In the listing below, pick out lines with "MEETING".

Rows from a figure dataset
/---

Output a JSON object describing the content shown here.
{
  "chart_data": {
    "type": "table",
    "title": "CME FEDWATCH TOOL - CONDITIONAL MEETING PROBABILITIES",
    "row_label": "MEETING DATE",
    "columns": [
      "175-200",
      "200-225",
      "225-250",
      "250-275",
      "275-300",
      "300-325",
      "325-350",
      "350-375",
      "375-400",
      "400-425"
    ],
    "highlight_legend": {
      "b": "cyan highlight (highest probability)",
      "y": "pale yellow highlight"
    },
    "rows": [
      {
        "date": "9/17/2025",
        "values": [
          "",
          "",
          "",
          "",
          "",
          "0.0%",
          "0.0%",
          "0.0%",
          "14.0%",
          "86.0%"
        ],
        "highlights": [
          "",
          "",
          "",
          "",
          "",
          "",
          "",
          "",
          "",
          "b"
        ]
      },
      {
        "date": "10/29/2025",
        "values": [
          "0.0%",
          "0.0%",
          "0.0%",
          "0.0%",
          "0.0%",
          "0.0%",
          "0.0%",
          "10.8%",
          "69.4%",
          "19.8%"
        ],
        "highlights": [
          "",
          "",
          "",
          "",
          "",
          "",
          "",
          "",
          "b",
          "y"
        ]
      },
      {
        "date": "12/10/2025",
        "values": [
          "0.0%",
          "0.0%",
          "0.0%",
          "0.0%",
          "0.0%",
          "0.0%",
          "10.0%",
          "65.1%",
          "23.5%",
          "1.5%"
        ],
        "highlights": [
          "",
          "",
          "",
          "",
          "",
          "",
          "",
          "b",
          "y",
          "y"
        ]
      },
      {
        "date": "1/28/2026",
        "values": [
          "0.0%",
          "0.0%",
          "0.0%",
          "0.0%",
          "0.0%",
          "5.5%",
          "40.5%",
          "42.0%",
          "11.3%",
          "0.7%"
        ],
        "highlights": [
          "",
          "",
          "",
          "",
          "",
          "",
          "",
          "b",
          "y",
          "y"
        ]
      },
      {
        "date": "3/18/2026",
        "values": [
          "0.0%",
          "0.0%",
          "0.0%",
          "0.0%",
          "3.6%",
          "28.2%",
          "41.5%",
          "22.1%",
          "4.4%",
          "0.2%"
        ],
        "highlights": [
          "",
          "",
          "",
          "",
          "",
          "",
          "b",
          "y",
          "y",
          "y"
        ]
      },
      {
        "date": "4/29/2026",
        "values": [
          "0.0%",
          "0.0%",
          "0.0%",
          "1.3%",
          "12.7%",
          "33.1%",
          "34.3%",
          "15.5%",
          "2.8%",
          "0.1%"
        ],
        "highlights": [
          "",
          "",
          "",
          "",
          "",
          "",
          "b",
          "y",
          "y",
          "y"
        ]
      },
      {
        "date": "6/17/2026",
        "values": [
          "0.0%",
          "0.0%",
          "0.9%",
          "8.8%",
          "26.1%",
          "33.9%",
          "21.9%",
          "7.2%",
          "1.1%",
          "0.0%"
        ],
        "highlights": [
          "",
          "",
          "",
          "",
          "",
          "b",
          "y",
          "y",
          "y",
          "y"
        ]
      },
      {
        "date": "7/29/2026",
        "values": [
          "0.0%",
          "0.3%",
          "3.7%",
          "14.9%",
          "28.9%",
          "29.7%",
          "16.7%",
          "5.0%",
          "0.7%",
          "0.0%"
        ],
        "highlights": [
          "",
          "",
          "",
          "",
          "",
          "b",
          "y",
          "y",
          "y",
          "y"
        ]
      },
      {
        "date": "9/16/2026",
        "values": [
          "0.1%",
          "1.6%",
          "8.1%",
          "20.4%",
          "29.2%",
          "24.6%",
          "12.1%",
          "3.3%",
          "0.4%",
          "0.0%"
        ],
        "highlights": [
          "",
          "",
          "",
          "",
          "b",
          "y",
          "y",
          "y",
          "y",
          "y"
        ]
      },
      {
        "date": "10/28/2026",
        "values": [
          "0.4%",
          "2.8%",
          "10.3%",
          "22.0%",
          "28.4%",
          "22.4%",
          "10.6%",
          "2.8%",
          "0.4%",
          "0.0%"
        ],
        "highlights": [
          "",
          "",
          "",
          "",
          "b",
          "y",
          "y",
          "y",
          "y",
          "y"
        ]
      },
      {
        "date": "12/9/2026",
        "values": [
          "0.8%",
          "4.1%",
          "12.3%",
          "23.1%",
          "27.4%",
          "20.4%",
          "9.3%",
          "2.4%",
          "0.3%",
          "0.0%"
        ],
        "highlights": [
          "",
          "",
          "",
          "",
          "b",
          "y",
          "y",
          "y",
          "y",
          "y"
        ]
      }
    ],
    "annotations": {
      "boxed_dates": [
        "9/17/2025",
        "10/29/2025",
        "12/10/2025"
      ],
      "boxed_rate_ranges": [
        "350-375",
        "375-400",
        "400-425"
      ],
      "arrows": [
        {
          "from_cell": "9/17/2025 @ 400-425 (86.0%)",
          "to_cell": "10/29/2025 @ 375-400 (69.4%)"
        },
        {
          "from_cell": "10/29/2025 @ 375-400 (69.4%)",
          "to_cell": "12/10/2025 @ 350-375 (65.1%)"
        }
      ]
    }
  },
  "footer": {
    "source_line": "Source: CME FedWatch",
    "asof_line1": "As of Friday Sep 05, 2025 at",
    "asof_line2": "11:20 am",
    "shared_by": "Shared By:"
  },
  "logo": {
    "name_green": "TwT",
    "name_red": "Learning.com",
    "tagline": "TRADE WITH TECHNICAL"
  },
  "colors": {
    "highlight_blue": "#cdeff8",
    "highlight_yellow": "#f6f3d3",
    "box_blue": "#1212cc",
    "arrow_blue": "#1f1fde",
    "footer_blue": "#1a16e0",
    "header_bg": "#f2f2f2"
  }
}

\---

RESPONSE TO THE TASK:
    "title": "CME FEDWATCH TOOL - CONDITIONAL MEETING PROBABILITIES",
    "row_label": "MEETING DATE",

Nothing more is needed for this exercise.